### CONSIGNES DE L'EXERCICE:
Poursuivez, s'il vous plaît, le texte ci-dessous sur l'âgisme dans la pratique de l'aumônerie, en reprenant après sa dernière phrase.

### TEXTE À LIRE:

····················

Avez-vous vu des manifestations d’âgisme dans votre pratique d’aumônerie? 

Elisabeth Schenker
En tant qu’aumônière, je travaille en psychiatrie, dans des services spécialisés, je dois vous dire que je n’ai jamais vu de manifestation de racisme anti-âge. Je travaille avec des personnes formées et bien encadrées. Elles ont fait le choix et ont le goût de travailler avec des personnes âgées.

Nicole Bonnet
Non. La spécificité des soins palliatifs, c’est d’être attentif à ce que la personne, quel que soit son âge, puisse recevoir les soins dont elle a besoin. Je ne sens donc pas de discrimination. On pourrait penser que certains patients d’âge très avancé puissent susciter un désintérêt des soignants, qui pourraient se dire «ça ne vaut pas la peine». Mais ce n’est pas le cas.

Karin Phildius
En EMS, pas tellement, c’est tout de même le lieu où l’on prend soin de nos aînés. Mais moi, personnellement, qui ai 60 ans, j’ai remarqué une différence d’attitude chez les gens depuis que j’ai des cheveux gris. Je trouve qu’une forme de ségrégation se vit déjà au sein même de la société et c’est cela, l’âgisme. Si je vais dans certains bistrots à la clientèle plutôt jeune, tout le monde se retourne. Mais vous savez, parquer les gens en EMS pour laisser d’autres s’en occuper, c’est en somme déjà de l’âgisme!

····················

### DONNÉES À EXAMINER:
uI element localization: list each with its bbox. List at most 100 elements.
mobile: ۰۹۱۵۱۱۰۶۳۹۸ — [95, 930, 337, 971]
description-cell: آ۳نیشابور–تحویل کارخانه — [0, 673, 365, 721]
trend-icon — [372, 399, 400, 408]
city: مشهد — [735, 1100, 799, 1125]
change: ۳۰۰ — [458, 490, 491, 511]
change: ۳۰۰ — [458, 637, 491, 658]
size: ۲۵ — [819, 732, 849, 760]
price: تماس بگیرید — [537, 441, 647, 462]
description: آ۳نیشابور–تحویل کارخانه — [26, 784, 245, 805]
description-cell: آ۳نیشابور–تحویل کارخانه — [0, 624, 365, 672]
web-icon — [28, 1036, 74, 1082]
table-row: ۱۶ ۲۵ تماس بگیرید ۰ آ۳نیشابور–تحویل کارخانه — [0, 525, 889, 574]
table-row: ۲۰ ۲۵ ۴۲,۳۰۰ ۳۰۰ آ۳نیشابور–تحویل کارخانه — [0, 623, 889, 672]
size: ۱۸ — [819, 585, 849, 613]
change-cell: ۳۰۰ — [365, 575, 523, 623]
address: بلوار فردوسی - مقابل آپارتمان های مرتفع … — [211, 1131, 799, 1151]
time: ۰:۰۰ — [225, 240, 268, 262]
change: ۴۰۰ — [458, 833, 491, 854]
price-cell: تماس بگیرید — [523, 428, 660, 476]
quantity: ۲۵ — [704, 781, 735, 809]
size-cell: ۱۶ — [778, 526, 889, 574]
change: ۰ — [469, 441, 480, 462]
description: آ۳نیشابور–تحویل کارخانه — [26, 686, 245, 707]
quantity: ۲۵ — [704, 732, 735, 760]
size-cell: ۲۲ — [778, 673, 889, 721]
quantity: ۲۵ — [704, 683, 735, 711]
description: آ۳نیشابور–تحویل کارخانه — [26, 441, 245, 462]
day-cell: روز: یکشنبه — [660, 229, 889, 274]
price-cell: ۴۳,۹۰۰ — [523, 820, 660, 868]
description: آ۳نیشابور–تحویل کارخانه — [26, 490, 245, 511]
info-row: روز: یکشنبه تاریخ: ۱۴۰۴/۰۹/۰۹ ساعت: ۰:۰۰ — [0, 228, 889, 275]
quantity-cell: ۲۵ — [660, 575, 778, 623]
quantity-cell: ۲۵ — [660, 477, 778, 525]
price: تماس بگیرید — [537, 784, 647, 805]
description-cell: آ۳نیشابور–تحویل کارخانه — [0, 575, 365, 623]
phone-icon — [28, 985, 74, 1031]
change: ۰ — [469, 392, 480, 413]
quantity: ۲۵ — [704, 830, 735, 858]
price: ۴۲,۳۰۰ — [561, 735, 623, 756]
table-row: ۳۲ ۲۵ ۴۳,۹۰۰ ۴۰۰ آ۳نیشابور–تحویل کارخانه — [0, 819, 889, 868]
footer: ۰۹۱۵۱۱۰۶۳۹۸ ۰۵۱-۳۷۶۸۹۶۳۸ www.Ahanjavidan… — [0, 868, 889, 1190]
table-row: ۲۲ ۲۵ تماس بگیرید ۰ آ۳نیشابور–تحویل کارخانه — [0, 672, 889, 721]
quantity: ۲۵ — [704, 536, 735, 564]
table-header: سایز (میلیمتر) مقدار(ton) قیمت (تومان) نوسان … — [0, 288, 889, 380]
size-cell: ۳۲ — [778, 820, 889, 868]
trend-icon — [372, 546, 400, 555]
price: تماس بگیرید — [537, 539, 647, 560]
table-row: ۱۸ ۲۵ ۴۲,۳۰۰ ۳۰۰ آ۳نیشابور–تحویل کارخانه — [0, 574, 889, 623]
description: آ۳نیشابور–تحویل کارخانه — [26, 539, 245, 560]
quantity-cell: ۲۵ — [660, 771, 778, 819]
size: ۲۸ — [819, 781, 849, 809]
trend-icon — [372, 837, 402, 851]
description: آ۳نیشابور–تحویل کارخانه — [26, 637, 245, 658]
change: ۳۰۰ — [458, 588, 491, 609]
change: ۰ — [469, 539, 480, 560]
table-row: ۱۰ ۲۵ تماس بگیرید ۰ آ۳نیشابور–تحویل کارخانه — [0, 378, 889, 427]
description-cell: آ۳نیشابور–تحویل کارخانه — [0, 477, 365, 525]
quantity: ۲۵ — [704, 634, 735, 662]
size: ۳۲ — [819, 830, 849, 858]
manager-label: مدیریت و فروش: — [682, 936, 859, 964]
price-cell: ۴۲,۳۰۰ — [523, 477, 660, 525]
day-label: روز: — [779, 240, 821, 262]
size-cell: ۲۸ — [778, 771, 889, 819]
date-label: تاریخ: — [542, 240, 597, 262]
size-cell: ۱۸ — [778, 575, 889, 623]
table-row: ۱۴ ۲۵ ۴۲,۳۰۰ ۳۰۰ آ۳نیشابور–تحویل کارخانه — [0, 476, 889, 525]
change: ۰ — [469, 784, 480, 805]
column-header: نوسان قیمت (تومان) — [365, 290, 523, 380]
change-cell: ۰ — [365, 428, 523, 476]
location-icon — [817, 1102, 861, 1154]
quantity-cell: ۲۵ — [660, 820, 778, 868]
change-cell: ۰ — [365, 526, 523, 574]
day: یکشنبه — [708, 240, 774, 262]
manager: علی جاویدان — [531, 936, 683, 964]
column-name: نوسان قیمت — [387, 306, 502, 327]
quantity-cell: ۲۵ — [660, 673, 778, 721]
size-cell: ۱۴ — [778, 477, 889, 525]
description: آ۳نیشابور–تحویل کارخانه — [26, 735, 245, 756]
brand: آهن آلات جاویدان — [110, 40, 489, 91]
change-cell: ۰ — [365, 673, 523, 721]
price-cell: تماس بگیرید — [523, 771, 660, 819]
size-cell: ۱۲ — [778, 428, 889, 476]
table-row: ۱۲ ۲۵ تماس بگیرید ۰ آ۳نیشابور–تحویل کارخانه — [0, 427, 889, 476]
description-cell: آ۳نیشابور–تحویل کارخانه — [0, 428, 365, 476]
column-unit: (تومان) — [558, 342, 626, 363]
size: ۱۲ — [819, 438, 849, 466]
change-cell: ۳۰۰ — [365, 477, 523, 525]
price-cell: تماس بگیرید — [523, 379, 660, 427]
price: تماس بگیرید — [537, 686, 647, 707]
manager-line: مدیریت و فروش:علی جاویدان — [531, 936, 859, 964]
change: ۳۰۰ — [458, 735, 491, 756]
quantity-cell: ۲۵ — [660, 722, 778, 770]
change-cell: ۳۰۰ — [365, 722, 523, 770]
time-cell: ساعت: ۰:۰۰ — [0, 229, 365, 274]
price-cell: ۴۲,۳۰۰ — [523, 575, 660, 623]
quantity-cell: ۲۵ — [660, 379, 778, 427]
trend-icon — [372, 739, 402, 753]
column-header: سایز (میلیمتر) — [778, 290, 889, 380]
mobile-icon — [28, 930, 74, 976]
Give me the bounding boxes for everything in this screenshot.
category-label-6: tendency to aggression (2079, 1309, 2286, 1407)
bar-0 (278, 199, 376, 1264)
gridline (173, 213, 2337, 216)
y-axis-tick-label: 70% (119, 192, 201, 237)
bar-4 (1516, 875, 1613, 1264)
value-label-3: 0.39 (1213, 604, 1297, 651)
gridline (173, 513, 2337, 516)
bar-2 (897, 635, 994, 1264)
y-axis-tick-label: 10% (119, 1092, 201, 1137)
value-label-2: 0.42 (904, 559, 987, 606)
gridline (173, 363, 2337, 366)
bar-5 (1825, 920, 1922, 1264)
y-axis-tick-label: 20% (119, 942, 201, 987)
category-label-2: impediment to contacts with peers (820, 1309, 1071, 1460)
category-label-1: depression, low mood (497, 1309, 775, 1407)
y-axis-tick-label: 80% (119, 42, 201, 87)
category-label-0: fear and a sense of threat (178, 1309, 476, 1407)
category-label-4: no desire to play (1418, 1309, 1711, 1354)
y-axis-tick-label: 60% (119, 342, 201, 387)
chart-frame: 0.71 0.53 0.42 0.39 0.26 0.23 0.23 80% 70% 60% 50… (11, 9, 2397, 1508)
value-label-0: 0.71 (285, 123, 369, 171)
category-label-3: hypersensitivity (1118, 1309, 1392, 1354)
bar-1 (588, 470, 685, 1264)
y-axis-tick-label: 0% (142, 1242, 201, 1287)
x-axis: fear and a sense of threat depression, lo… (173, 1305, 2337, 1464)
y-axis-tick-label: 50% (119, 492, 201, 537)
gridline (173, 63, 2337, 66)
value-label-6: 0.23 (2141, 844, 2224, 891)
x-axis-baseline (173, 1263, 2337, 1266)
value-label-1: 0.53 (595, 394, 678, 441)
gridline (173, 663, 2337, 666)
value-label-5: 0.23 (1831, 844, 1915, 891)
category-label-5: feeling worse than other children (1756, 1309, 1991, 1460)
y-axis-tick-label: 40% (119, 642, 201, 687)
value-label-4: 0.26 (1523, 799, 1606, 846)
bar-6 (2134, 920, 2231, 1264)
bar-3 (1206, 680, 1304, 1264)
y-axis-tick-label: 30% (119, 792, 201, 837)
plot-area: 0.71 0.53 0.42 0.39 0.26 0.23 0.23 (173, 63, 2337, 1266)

····················

### CORRIGÉ:
 

Comment la Covid-19 a-t-elle le plus prétérité les seniors? 

Elisabeth Schenker
Pour les personnes qui ont des troubles cognitifs avancés, il est très difficile de comprendre pourquoi leurs proches ne peuvent pas venir les voir, car ils l’oublient. On leur dit qu’il y a une pandémie, que l’unité est en quarantaine. Il y a probablement un sentiment d’abandon plus élevé chez ce genre de patients. Leur répéter la situation et ses conséquences est à chaque fois un petit drame émotionnel. Les troubles de la mémoire dont ils souffrent leur font reposer, la minute suivante, la même question.

Nicole Bonnet
L’isolement, en ce moment, est évidemment terrible. Notamment dans les EMS, auxquels personne n’a vraiment accès. A l’hôpital, les gens recevaient des visites, sans discrimination donc. En revanche, j’ai eu l’impression que des seniors qui habitaient chez eux n’osaient même plus sortir. Mes propres beaux-parents ont pu se sentir discriminés par des remarques et des regards, notamment quand ils prenaient le train.

Karin Phildius
Quand on a dit qu’à partir de 65 ans, tout le monde était vulnérable, on était dans l’âgisme, et c’était scandaleux selon moi. On a vu des gens de 100 ans guérir de la Covid-19. Bien sûr que l’on a plus de pathologies en vieillissant, mais l’isolement peut aussi donner envie de se laisser mourir, alors que quelqu’un qui veut combattre la Covid peut parfois en avoir la force.

 

Une mesure à améliorer pour le bien-être des seniors? 

Elisabeth Schenker
 l’heure actuelle, le grand besoin est celui du lien. Toutes les activités de groupe ont été stoppées. Les habitudes du lien social ayant été arrêtées, il faudra le plus vite possible remettre en place des groupes d’activités communes. Ne serait-ce que des goûters, des concerts, des lectures du journal. Que les automatismes sociaux reviennent!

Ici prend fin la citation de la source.